● What this task involves
Every line containing the word "Merksplas" needs to be found and copied.

● Raw data
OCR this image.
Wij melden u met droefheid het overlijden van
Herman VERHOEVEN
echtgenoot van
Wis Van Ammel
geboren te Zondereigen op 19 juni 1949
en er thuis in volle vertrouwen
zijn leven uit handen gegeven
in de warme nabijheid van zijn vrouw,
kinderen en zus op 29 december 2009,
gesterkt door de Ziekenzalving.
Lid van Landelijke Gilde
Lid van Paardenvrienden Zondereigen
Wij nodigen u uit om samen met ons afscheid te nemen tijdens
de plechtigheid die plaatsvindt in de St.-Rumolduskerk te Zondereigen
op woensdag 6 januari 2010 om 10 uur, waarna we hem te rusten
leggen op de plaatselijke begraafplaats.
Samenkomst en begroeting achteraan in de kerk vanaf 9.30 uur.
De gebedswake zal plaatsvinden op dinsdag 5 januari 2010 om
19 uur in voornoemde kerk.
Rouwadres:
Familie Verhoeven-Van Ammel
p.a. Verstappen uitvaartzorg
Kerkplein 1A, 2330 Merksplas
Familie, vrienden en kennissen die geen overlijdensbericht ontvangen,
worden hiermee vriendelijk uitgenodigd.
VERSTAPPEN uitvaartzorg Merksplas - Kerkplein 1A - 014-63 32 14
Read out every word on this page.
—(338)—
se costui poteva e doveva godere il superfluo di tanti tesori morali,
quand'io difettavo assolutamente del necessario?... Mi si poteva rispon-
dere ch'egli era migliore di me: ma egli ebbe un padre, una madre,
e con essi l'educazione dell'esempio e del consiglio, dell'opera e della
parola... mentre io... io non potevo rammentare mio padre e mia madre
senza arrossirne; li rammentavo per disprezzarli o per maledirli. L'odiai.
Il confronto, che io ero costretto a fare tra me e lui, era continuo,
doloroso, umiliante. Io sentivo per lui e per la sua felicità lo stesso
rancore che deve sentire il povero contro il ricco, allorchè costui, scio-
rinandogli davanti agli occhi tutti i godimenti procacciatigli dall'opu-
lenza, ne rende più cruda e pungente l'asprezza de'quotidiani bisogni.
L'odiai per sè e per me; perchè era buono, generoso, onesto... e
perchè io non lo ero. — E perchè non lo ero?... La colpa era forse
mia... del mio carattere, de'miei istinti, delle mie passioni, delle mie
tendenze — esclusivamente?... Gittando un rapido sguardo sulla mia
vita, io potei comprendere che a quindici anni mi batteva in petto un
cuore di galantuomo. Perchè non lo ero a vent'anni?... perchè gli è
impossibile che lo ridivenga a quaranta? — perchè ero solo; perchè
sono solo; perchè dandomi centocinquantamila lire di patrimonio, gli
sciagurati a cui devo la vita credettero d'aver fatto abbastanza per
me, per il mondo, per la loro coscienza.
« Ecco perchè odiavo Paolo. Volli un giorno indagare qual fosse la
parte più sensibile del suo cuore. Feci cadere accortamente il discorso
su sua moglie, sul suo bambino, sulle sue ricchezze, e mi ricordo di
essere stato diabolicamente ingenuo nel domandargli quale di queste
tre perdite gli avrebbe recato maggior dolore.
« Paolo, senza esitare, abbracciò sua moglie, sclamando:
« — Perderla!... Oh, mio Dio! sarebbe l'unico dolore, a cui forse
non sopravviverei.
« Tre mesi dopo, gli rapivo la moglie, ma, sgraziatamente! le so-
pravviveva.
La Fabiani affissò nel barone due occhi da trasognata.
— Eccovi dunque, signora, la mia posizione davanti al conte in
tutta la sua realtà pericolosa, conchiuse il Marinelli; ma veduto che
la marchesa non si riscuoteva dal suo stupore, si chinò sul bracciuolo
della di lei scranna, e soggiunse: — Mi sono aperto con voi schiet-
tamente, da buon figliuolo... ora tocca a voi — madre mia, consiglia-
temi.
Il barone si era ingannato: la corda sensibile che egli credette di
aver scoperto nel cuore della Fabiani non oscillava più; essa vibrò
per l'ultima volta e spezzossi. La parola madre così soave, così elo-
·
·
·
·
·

● Task result
Kerkplein 1A, 2330 Merksplas
VERSTAPPEN uitvaartzorg Merksplas - Kerkplein 1A - 014-63 32 14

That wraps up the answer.